#### Exercise aim:
Every line containing the word "district" needs to be found and copied.

* BEGIN *

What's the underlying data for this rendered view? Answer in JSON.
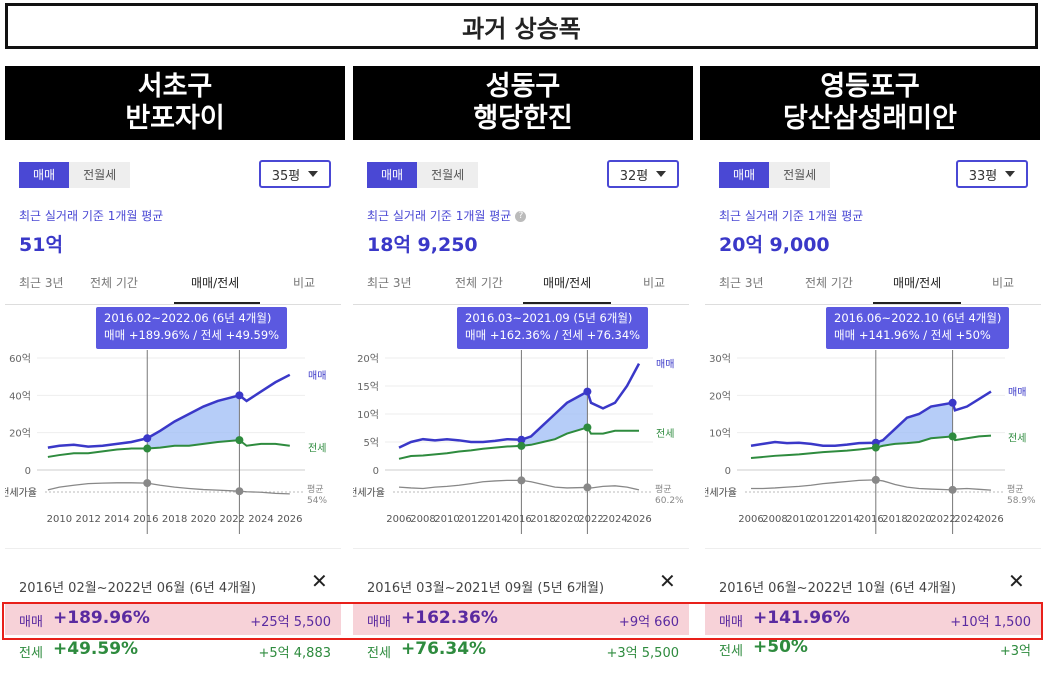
{
  "title": "과거 상승폭",
  "colors": {
    "sale": "#3a38c8",
    "jeonse": "#2e8b3e",
    "ratio": "#888888",
    "fill": "#9dbcf5",
    "accent": "#4a48d4",
    "highlight": "#e8201a"
  },
  "panels": [
    {
      "district": "서초구",
      "complex": "반포자이",
      "tab_sale": "매매",
      "tab_rent": "전월세",
      "area_select": "35평",
      "avg_label": "최근 실거래 기준 1개월 평균",
      "avg_price": "51억",
      "nav": [
        "최근 3년",
        "전체 기간",
        "매매/전세",
        "비교"
      ],
      "tooltip_period": "2016.02~2022.06 (6년 4개월)",
      "tooltip_change": "매매 +189.96%  /  전세 +49.59%",
      "period_text": "2016년 02월~2022년 06월 (6년 4개월)",
      "sale_label": "매매",
      "sale_pct": "+189.96%",
      "sale_amt": "+25억 5,500",
      "jeonse_label": "전세",
      "jeonse_pct": "+49.59%",
      "jeonse_amt": "+5억 4,883",
      "chart_data": {
        "type": "line",
        "x_ticks": [
          "2010",
          "2012",
          "2014",
          "2016",
          "2018",
          "2020",
          "2022",
          "2024",
          "2026"
        ],
        "xlim": [
          2009,
          2026.5
        ],
        "y_ticks": [
          "0",
          "20억",
          "40억",
          "60억"
        ],
        "ylim": [
          0,
          60
        ],
        "sale_label": "매매",
        "jeonse_label": "전세",
        "ratio_label": "전세가율",
        "ratio_avg_label": "평균",
        "ratio_avg_value": "54%",
        "range": [
          2016.1,
          2022.5
        ],
        "sale_points": [
          [
            2009.2,
            12
          ],
          [
            2010,
            13
          ],
          [
            2011,
            13.5
          ],
          [
            2012,
            12.5
          ],
          [
            2013,
            13
          ],
          [
            2014,
            14
          ],
          [
            2015,
            15
          ],
          [
            2016.1,
            17
          ],
          [
            2017,
            21
          ],
          [
            2018,
            26
          ],
          [
            2019,
            30
          ],
          [
            2020,
            34
          ],
          [
            2021,
            37
          ],
          [
            2022.5,
            40
          ],
          [
            2023,
            37
          ],
          [
            2024,
            42
          ],
          [
            2025,
            47
          ],
          [
            2026,
            51
          ]
        ],
        "jeonse_points": [
          [
            2009.2,
            7
          ],
          [
            2010,
            8
          ],
          [
            2011,
            9
          ],
          [
            2012,
            9
          ],
          [
            2013,
            10
          ],
          [
            2014,
            11
          ],
          [
            2015,
            11.5
          ],
          [
            2016.1,
            11.5
          ],
          [
            2017,
            12
          ],
          [
            2018,
            13
          ],
          [
            2019,
            13
          ],
          [
            2020,
            14
          ],
          [
            2021,
            15
          ],
          [
            2022.5,
            16
          ],
          [
            2023,
            13
          ],
          [
            2024,
            14
          ],
          [
            2025,
            14
          ],
          [
            2026,
            13
          ]
        ],
        "ratio_points": [
          [
            2009.2,
            45
          ],
          [
            2010,
            55
          ],
          [
            2011,
            62
          ],
          [
            2012,
            68
          ],
          [
            2013,
            70
          ],
          [
            2014,
            71
          ],
          [
            2015,
            71
          ],
          [
            2016.1,
            70
          ],
          [
            2017,
            62
          ],
          [
            2018,
            55
          ],
          [
            2019,
            50
          ],
          [
            2020,
            46
          ],
          [
            2021,
            44
          ],
          [
            2022.5,
            40
          ],
          [
            2023,
            38
          ],
          [
            2024,
            36
          ],
          [
            2025,
            32
          ],
          [
            2026,
            30
          ]
        ]
      }
    },
    {
      "district": "성동구",
      "complex": "행당한진",
      "tab_sale": "매매",
      "tab_rent": "전월세",
      "area_select": "32평",
      "avg_label": "최근 실거래 기준 1개월 평균",
      "avg_price": "18억 9,250",
      "nav": [
        "최근 3년",
        "전체 기간",
        "매매/전세",
        "비교"
      ],
      "tooltip_period": "2016.03~2021.09 (5년 6개월)",
      "tooltip_change": "매매 +162.36%  /  전세 +76.34%",
      "period_text": "2016년 03월~2021년 09월 (5년 6개월)",
      "sale_label": "매매",
      "sale_pct": "+162.36%",
      "sale_amt": "+9억 660",
      "jeonse_label": "전세",
      "jeonse_pct": "+76.34%",
      "jeonse_amt": "+3억 5,500",
      "chart_data": {
        "type": "line",
        "x_ticks": [
          "2006",
          "2008",
          "2010",
          "2012",
          "2014",
          "2016",
          "2018",
          "2020",
          "2022",
          "2024",
          "2026"
        ],
        "xlim": [
          2005.5,
          2026.5
        ],
        "y_ticks": [
          "0",
          "5억",
          "10억",
          "15억",
          "20억"
        ],
        "ylim": [
          0,
          20
        ],
        "sale_label": "매매",
        "jeonse_label": "전세",
        "ratio_label": "전세가율",
        "ratio_avg_label": "평균",
        "ratio_avg_value": "60.2%",
        "range": [
          2016.2,
          2021.7
        ],
        "sale_points": [
          [
            2006,
            4
          ],
          [
            2007,
            5
          ],
          [
            2008,
            5.5
          ],
          [
            2009,
            5.3
          ],
          [
            2010,
            5.5
          ],
          [
            2011,
            5.3
          ],
          [
            2012,
            5
          ],
          [
            2013,
            5
          ],
          [
            2014,
            5.2
          ],
          [
            2015,
            5.5
          ],
          [
            2016.2,
            5.4
          ],
          [
            2017,
            6
          ],
          [
            2018,
            8
          ],
          [
            2019,
            10
          ],
          [
            2020,
            12
          ],
          [
            2021.7,
            14
          ],
          [
            2022,
            12
          ],
          [
            2023,
            11
          ],
          [
            2024,
            12
          ],
          [
            2025,
            15
          ],
          [
            2026,
            19
          ]
        ],
        "jeonse_points": [
          [
            2006,
            2
          ],
          [
            2007,
            2.5
          ],
          [
            2008,
            2.6
          ],
          [
            2009,
            2.8
          ],
          [
            2010,
            3
          ],
          [
            2011,
            3.3
          ],
          [
            2012,
            3.5
          ],
          [
            2013,
            3.8
          ],
          [
            2014,
            4
          ],
          [
            2015,
            4.2
          ],
          [
            2016.2,
            4.3
          ],
          [
            2017,
            4.5
          ],
          [
            2018,
            5
          ],
          [
            2019,
            5.5
          ],
          [
            2020,
            6.5
          ],
          [
            2021.7,
            7.6
          ],
          [
            2022,
            6.5
          ],
          [
            2023,
            6.5
          ],
          [
            2024,
            7
          ],
          [
            2025,
            7
          ],
          [
            2026,
            7
          ]
        ],
        "ratio_points": [
          [
            2006,
            55
          ],
          [
            2007,
            52
          ],
          [
            2008,
            50
          ],
          [
            2009,
            55
          ],
          [
            2010,
            58
          ],
          [
            2011,
            62
          ],
          [
            2012,
            68
          ],
          [
            2013,
            75
          ],
          [
            2014,
            78
          ],
          [
            2015,
            80
          ],
          [
            2016.2,
            80
          ],
          [
            2017,
            75
          ],
          [
            2018,
            65
          ],
          [
            2019,
            55
          ],
          [
            2020,
            52
          ],
          [
            2021.7,
            54
          ],
          [
            2022,
            52
          ],
          [
            2023,
            58
          ],
          [
            2024,
            60
          ],
          [
            2025,
            55
          ],
          [
            2026,
            45
          ]
        ]
      }
    },
    {
      "district": "영등포구",
      "complex": "당산삼성래미안",
      "tab_sale": "매매",
      "tab_rent": "전월세",
      "area_select": "33평",
      "avg_label": "최근 실거래 기준 1개월 평균",
      "avg_price": "20억 9,000",
      "nav": [
        "최근 3년",
        "전체 기간",
        "매매/전세",
        "비교"
      ],
      "tooltip_period": "2016.06~2022.10 (6년 4개월)",
      "tooltip_change": "매매 +141.96%  /  전세 +50%",
      "period_text": "2016년 06월~2022년 10월 (6년 4개월)",
      "sale_label": "매매",
      "sale_pct": "+141.96%",
      "sale_amt": "+10억 1,500",
      "jeonse_label": "전세",
      "jeonse_pct": "+50%",
      "jeonse_amt": "+3억",
      "chart_data": {
        "type": "line",
        "x_ticks": [
          "2006",
          "2008",
          "2010",
          "2012",
          "2014",
          "2016",
          "2018",
          "2020",
          "2022",
          "2024",
          "2026"
        ],
        "xlim": [
          2005.5,
          2026.5
        ],
        "y_ticks": [
          "0",
          "10억",
          "20억",
          "30억"
        ],
        "ylim": [
          0,
          30
        ],
        "sale_label": "매매",
        "jeonse_label": "전세",
        "ratio_label": "전세가율",
        "ratio_avg_label": "평균",
        "ratio_avg_value": "58.9%",
        "range": [
          2016.4,
          2022.8
        ],
        "sale_points": [
          [
            2006,
            6.5
          ],
          [
            2007,
            7
          ],
          [
            2008,
            7.5
          ],
          [
            2009,
            7.2
          ],
          [
            2010,
            7.3
          ],
          [
            2011,
            7
          ],
          [
            2012,
            6.5
          ],
          [
            2013,
            6.5
          ],
          [
            2014,
            6.8
          ],
          [
            2015,
            7.2
          ],
          [
            2016.4,
            7.3
          ],
          [
            2017,
            8
          ],
          [
            2018,
            11
          ],
          [
            2019,
            14
          ],
          [
            2020,
            15
          ],
          [
            2021,
            17
          ],
          [
            2022.8,
            18
          ],
          [
            2023,
            16
          ],
          [
            2024,
            17
          ],
          [
            2025,
            19
          ],
          [
            2026,
            21
          ]
        ],
        "jeonse_points": [
          [
            2006,
            3.2
          ],
          [
            2007,
            3.5
          ],
          [
            2008,
            3.8
          ],
          [
            2009,
            4
          ],
          [
            2010,
            4.2
          ],
          [
            2011,
            4.5
          ],
          [
            2012,
            4.8
          ],
          [
            2013,
            5
          ],
          [
            2014,
            5.2
          ],
          [
            2015,
            5.5
          ],
          [
            2016.4,
            6
          ],
          [
            2017,
            6.5
          ],
          [
            2018,
            7
          ],
          [
            2019,
            7.2
          ],
          [
            2020,
            7.5
          ],
          [
            2021,
            8.5
          ],
          [
            2022.8,
            9
          ],
          [
            2023,
            8
          ],
          [
            2024,
            8.5
          ],
          [
            2025,
            9
          ],
          [
            2026,
            9.2
          ]
        ],
        "ratio_points": [
          [
            2006,
            50
          ],
          [
            2007,
            50
          ],
          [
            2008,
            52
          ],
          [
            2009,
            55
          ],
          [
            2010,
            58
          ],
          [
            2011,
            62
          ],
          [
            2012,
            68
          ],
          [
            2013,
            72
          ],
          [
            2014,
            76
          ],
          [
            2015,
            80
          ],
          [
            2016.4,
            82
          ],
          [
            2017,
            78
          ],
          [
            2018,
            65
          ],
          [
            2019,
            55
          ],
          [
            2020,
            50
          ],
          [
            2021,
            48
          ],
          [
            2022.8,
            45
          ],
          [
            2023,
            48
          ],
          [
            2024,
            50
          ],
          [
            2025,
            47
          ],
          [
            2026,
            44
          ]
        ]
      }
    }
  ]
}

* END *

#### Solved problem:
      "district": "서초구",
      "district": "성동구",
      "district": "영등포구",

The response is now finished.